To do:
Can you pull out each line of the data below that includes the word "chowari"?

* Start Stored records *

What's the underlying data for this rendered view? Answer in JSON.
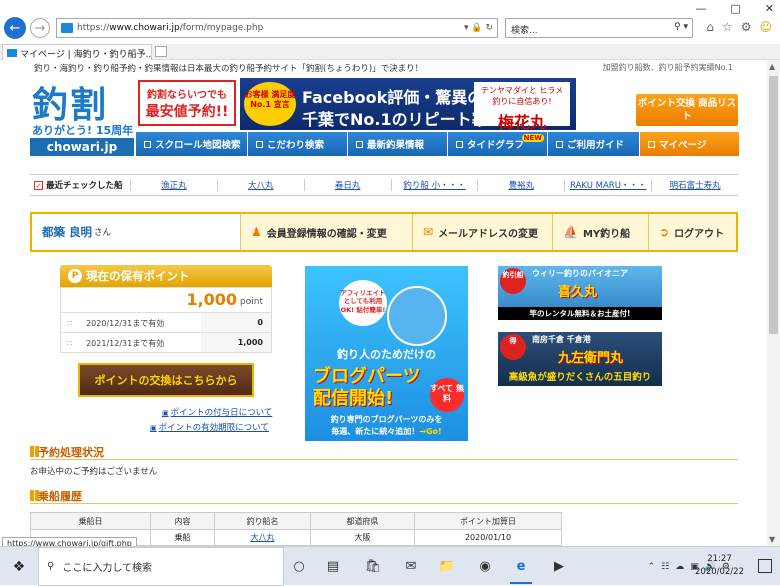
{
  "browser": {
    "window_controls": [
      "—",
      "□",
      "✕"
    ],
    "address": {
      "scheme": "https://",
      "host": "www.chowari.jp",
      "path": "/form/mypage.php"
    },
    "search_placeholder": "検索...",
    "tab_title": "マイページ | 海釣り・釣り船予...",
    "status_url": "https://www.chowari.jp/gift.php"
  },
  "header": {
    "tagline": "釣り・海釣り・釣り船予約・釣果情報は日本最大の釣り船予約サイト「釣割(ちょうわり)」で決まり！",
    "tagline_right": "加盟釣り船数、釣り船予約実績No.1",
    "logo_kanji": "釣割",
    "logo_thanks": "ありがとう! 15周年",
    "logo_domain": "chowari.jp",
    "promo_left_top": "釣割ならいつでも",
    "promo_left_main": "最安値予約!!",
    "promo_badge": "お客様 満足度No.1 宣言",
    "promo_line1": "Facebook評価・驚異の4.9!",
    "promo_line2": "千葉でNo.1のリピート率",
    "promo_side_top": "テンヤマダイと ヒラメ釣りに自信あり!",
    "promo_side_name": "梅花丸",
    "point_button": "ポイント交換 商品リスト"
  },
  "gnav": [
    {
      "label": "スクロール地図検索",
      "new": false
    },
    {
      "label": "こだわり検索",
      "new": false
    },
    {
      "label": "最新釣果情報",
      "new": false
    },
    {
      "label": "タイドグラフ",
      "new": true,
      "new_label": "NEW"
    },
    {
      "label": "ご利用ガイド",
      "new": false
    },
    {
      "label": "マイページ",
      "new": false
    }
  ],
  "recent": {
    "label": "最近チェックした船",
    "items": [
      "漁正丸",
      "大八丸",
      "春日丸",
      "釣り船 小・・・",
      "豊裕丸",
      "RAKU MARU・・・",
      "明石富士寿丸"
    ]
  },
  "user": {
    "name": "都築 良明",
    "suffix": "さん",
    "buttons": [
      {
        "label": "会員登録情報の確認・変更"
      },
      {
        "label": "メールアドレスの変更"
      },
      {
        "label": "MY釣り船"
      },
      {
        "label": "ログアウト"
      }
    ]
  },
  "points": {
    "title": "現在の保有ポイント",
    "total": "1,000",
    "unit": "point",
    "rows": [
      {
        "date": "2020/12/31まで有効",
        "value": "0"
      },
      {
        "date": "2021/12/31まで有効",
        "value": "1,000"
      }
    ],
    "exchange_banner": "ポイントの交換はこちらから",
    "link1": "ポイントの付与日について",
    "link2": "ポイントの有効期限について"
  },
  "big_banner": {
    "affiliate": "アフィリエイト としても利用OK! 貼付簡単!",
    "line1": "釣り人のためだけの",
    "line2": "ブログパーツ",
    "line3": "配信開始!",
    "free": "すべて 無料",
    "line4": "釣り専門のブログパーツのみを",
    "line5": "毎週、新たに続々追加！",
    "go": "→Go!"
  },
  "right_banners": [
    {
      "tag": "釣引船",
      "top": "ウィリー釣りのパイオニア",
      "name": "喜久丸",
      "bottom": "竿のレンタル無料＆お土産付!"
    },
    {
      "tag": "得",
      "top": "南房千倉 千倉港",
      "name": "九左衛門丸",
      "bottom": "高級魚が盛りだくさんの五目釣り"
    }
  ],
  "reservation": {
    "title": "予約処理状況",
    "empty": "お申込中のご予約はございません"
  },
  "history": {
    "title": "乗船履歴",
    "headers": [
      "乗船日",
      "内容",
      "釣り船名",
      "都道府県",
      "ポイント加算日"
    ],
    "rows": [
      [
        "",
        "乗船",
        "大八丸",
        "大阪",
        "2020/01/10"
      ]
    ]
  },
  "taskbar": {
    "search_placeholder": "ここに入力して検索",
    "time": "21:27",
    "date": "2020/02/22"
  }
}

* End Stored records *

Solution to this task:
      "host": "www.chowari.jp",
    "status_url": "https://www.chowari.jp/gift.php"
    "logo_domain": "chowari.jp",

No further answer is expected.